/---
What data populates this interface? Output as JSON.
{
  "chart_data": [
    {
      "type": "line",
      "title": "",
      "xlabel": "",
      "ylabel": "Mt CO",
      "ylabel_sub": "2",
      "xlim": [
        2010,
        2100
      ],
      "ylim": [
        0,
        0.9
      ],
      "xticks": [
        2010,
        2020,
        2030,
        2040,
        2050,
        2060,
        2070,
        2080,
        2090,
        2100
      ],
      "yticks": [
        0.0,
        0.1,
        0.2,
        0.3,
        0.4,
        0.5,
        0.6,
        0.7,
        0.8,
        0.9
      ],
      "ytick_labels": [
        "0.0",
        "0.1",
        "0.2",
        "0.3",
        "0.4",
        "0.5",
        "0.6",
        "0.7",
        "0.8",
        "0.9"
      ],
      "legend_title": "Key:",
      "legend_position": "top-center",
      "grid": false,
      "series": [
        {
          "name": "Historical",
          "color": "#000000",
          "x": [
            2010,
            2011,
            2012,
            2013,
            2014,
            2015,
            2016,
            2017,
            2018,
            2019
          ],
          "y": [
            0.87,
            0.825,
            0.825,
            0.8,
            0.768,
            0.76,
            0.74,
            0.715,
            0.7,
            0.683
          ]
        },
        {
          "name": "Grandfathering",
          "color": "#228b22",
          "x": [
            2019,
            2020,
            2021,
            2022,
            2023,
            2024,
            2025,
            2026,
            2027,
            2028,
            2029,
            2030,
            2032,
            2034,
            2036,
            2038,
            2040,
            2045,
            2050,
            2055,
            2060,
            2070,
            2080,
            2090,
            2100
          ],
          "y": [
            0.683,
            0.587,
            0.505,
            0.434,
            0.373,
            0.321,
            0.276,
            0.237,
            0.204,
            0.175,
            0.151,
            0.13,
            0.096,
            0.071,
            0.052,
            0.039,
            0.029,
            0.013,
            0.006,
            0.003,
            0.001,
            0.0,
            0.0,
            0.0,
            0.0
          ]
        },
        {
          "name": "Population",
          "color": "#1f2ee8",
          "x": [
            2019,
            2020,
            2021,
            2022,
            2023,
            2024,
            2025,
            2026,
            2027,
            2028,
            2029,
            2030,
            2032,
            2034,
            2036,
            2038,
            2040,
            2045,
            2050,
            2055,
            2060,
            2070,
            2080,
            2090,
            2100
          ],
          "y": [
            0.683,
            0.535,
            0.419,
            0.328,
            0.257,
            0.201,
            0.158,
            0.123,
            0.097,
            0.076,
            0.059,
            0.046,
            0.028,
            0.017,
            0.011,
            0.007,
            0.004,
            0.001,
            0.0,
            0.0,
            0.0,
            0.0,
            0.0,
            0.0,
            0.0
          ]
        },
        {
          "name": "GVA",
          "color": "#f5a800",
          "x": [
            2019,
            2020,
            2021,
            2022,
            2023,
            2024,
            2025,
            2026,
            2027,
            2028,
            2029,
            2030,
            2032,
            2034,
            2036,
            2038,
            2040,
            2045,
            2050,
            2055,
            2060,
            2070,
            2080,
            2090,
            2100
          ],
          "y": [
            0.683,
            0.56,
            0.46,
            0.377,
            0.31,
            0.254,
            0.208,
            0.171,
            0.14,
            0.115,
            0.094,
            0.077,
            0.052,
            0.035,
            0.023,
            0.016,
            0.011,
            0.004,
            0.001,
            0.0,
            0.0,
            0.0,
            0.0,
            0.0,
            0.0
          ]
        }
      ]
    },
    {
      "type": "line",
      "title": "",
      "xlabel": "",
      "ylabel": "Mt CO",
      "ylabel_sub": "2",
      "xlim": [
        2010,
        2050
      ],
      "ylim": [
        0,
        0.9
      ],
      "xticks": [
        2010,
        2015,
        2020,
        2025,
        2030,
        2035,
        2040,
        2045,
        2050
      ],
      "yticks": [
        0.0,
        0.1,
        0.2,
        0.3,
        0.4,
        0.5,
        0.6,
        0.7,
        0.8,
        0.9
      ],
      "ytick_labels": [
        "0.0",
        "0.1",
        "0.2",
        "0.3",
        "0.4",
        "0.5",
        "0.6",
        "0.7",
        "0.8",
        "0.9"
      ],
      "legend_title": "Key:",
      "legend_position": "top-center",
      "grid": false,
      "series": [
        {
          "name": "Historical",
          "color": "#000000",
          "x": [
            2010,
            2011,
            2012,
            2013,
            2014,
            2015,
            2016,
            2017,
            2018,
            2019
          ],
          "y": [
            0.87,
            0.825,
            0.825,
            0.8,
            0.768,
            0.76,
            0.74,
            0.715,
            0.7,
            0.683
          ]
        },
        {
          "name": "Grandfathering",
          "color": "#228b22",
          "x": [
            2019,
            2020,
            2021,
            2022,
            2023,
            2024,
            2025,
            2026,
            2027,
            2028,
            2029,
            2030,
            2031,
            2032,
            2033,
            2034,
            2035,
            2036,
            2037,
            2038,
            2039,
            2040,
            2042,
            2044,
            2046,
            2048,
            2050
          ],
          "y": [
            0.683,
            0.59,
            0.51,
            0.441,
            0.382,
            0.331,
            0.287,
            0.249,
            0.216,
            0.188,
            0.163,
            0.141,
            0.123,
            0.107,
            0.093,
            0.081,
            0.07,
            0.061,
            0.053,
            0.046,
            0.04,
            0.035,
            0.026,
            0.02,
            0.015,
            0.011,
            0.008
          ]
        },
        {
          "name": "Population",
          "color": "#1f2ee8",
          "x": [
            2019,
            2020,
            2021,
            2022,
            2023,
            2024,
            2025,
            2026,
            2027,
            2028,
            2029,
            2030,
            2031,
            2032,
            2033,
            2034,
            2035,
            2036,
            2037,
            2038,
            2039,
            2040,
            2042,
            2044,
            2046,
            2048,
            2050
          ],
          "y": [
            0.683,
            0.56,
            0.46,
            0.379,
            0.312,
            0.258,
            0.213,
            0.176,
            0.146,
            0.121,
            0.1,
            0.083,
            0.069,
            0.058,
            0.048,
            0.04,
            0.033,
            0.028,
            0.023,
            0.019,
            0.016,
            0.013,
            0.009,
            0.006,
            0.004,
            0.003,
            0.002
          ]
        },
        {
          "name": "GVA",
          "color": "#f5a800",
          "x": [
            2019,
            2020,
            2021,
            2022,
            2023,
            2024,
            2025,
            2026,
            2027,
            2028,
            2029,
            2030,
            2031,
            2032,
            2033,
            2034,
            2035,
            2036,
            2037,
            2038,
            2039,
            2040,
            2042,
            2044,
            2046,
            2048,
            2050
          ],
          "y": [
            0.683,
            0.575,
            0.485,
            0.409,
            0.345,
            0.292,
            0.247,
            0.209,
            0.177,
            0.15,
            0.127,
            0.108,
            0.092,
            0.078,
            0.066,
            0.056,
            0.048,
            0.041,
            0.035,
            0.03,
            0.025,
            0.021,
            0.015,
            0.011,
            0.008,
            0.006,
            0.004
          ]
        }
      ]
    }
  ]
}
\---
Reproduce the material precisely, including every line.

TASK ANSWER:
What data populates this interface? Output as JSON.
{
  "chart_data": [
    {
      "type": "line",
      "title": "",
      "xlabel": "",
      "ylabel": "Mt CO",
      "ylabel_sub": "2",
      "xlim": [
        2010,
        2100
      ],
      "ylim": [
        0,
        0.9
      ],
      "xticks": [
        2010,
        2020,
        2030,
        2040,
        2050,
        2060,
        2070,
        2080,
        2090,
        2100
      ],
      "yticks": [
        0.0,
        0.1,
        0.2,
        0.3,
        0.4,
        0.5,
        0.6,
        0.7,
        0.8,
        0.9
      ],
      "ytick_labels": [
        "0.0",
        "0.1",
        "0.2",
        "0.3",
        "0.4",
        "0.5",
        "0.6",
        "0.7",
        "0.8",
        "0.9"
      ],
      "legend_title": "Key:",
      "legend_position": "top-center",
      "grid": false,
      "series": [
        {
          "name": "Historical",
          "color": "#000000",
          "x": [
            2010,
            2011,
            2012,
            2013,
            2014,
            2015,
            2016,
            2017,
            2018,
            2019
          ],
          "y": [
            0.87,
            0.825,
            0.825,
            0.8,
            0.768,
            0.76,
            0.74,
            0.715,
            0.7,
            0.683
          ]
        },
        {
          "name": "Grandfathering",
          "color": "#228b22",
          "x": [
            2019,
            2020,
            2021,
            2022,
            2023,
            2024,
            2025,
            2026,
            2027,
            2028,
            2029,
            2030,
            2032,
            2034,
            2036,
            2038,
            2040,
            2045,
            2050,
            2055,
            2060,
            2070,
            2080,
            2090,
            2100
          ],
          "y": [
            0.683,
            0.587,
            0.505,
            0.434,
            0.373,
            0.321,
            0.276,
            0.237,
            0.204,
            0.175,
            0.151,
            0.13,
            0.096,
            0.071,
            0.052,
            0.039,
            0.029,
            0.013,
            0.006,
            0.003,
            0.001,
            0.0,
            0.0,
            0.0,
            0.0
          ]
        },
        {
          "name": "Population",
          "color": "#1f2ee8",
          "x": [
            2019,
            2020,
            2021,
            2022,
            2023,
            2024,
            2025,
            2026,
            2027,
            2028,
            2029,
            2030,
            2032,
            2034,
            2036,
            2038,
            2040,
            2045,
            2050,
            2055,
            2060,
            2070,
            2080,
            2090,
            2100
          ],
          "y": [
            0.683,
            0.535,
            0.419,
            0.328,
            0.257,
            0.201,
            0.158,
            0.123,
            0.097,
            0.076,
            0.059,
            0.046,
            0.028,
            0.017,
            0.011,
            0.007,
            0.004,
            0.001,
            0.0,
            0.0,
            0.0,
            0.0,
            0.0,
            0.0,
            0.0
          ]
        },
        {
          "name": "GVA",
          "color": "#f5a800",
          "x": [
            2019,
            2020,
            2021,
            2022,
            2023,
            2024,
            2025,
            2026,
            2027,
            2028,
            2029,
            2030,
            2032,
            2034,
            2036,
            2038,
            2040,
            2045,
            2050,
            2055,
            2060,
            2070,
            2080,
            2090,
            2100
          ],
          "y": [
            0.683,
            0.56,
            0.46,
            0.377,
            0.31,
            0.254,
            0.208,
            0.171,
            0.14,
            0.115,
            0.094,
            0.077,
            0.052,
            0.035,
            0.023,
            0.016,
            0.011,
            0.004,
            0.001,
            0.0,
            0.0,
            0.0,
            0.0,
            0.0,
            0.0
          ]
        }
      ]
    },
    {
      "type": "line",
      "title": "",
      "xlabel": "",
      "ylabel": "Mt CO",
      "ylabel_sub": "2",
      "xlim": [
        2010,
        2050
      ],
      "ylim": [
        0,
        0.9
      ],
      "xticks": [
        2010,
        2015,
        2020,
        2025,
        2030,
        2035,
        2040,
        2045,
        2050
      ],
      "yticks": [
        0.0,
        0.1,
        0.2,
        0.3,
        0.4,
        0.5,
        0.6,
        0.7,
        0.8,
        0.9
      ],
      "ytick_labels": [
        "0.0",
        "0.1",
        "0.2",
        "0.3",
        "0.4",
        "0.5",
        "0.6",
        "0.7",
        "0.8",
        "0.9"
      ],
      "legend_title": "Key:",
      "legend_position": "top-center",
      "grid": false,
      "series": [
        {
          "name": "Historical",
          "color": "#000000",
          "x": [
            2010,
            2011,
            2012,
            2013,
            2014,
            2015,
            2016,
            2017,
            2018,
            2019
          ],
          "y": [
            0.87,
            0.825,
            0.825,
            0.8,
            0.768,
            0.76,
            0.74,
            0.715,
            0.7,
            0.683
          ]
        },
        {
          "name": "Grandfathering",
          "color": "#228b22",
          "x": [
            2019,
            2020,
            2021,
            2022,
            2023,
            2024,
            2025,
            2026,
            2027,
            2028,
            2029,
            2030,
            2031,
            2032,
            2033,
            2034,
            2035,
            2036,
            2037,
            2038,
            2039,
            2040,
            2042,
            2044,
            2046,
            2048,
            2050
          ],
          "y": [
            0.683,
            0.59,
            0.51,
            0.441,
            0.382,
            0.331,
            0.287,
            0.249,
            0.216,
            0.188,
            0.163,
            0.141,
            0.123,
            0.107,
            0.093,
            0.081,
            0.07,
            0.061,
            0.053,
            0.046,
            0.04,
            0.035,
            0.026,
            0.02,
            0.015,
            0.011,
            0.008
          ]
        },
        {
          "name": "Population",
          "color": "#1f2ee8",
          "x": [
            2019,
            2020,
            2021,
            2022,
            2023,
            2024,
            2025,
            2026,
            2027,
            2028,
            2029,
            2030,
            2031,
            2032,
            2033,
            2034,
            2035,
            2036,
            2037,
            2038,
            2039,
            2040,
            2042,
            2044,
            2046,
            2048,
            2050
          ],
          "y": [
            0.683,
            0.56,
            0.46,
            0.379,
            0.312,
            0.258,
            0.213,
            0.176,
            0.146,
            0.121,
            0.1,
            0.083,
            0.069,
            0.058,
            0.048,
            0.04,
            0.033,
            0.028,
            0.023,
            0.019,
            0.016,
            0.013,
            0.009,
            0.006,
            0.004,
            0.003,
            0.002
          ]
        },
        {
          "name": "GVA",
          "color": "#f5a800",
          "x": [
            2019,
            2020,
            2021,
            2022,
            2023,
            2024,
            2025,
            2026,
            2027,
            2028,
            2029,
            2030,
            2031,
            2032,
            2033,
            2034,
            2035,
            2036,
            2037,
            2038,
            2039,
            2040,
            2042,
            2044,
            2046,
            2048,
            2050
          ],
          "y": [
            0.683,
            0.575,
            0.485,
            0.409,
            0.345,
            0.292,
            0.247,
            0.209,
            0.177,
            0.15,
            0.127,
            0.108,
            0.092,
            0.078,
            0.066,
            0.056,
            0.048,
            0.041,
            0.035,
            0.03,
            0.025,
            0.021,
            0.015,
            0.011,
            0.008,
            0.006,
            0.004
          ]
        }
      ]
    }
  ]
}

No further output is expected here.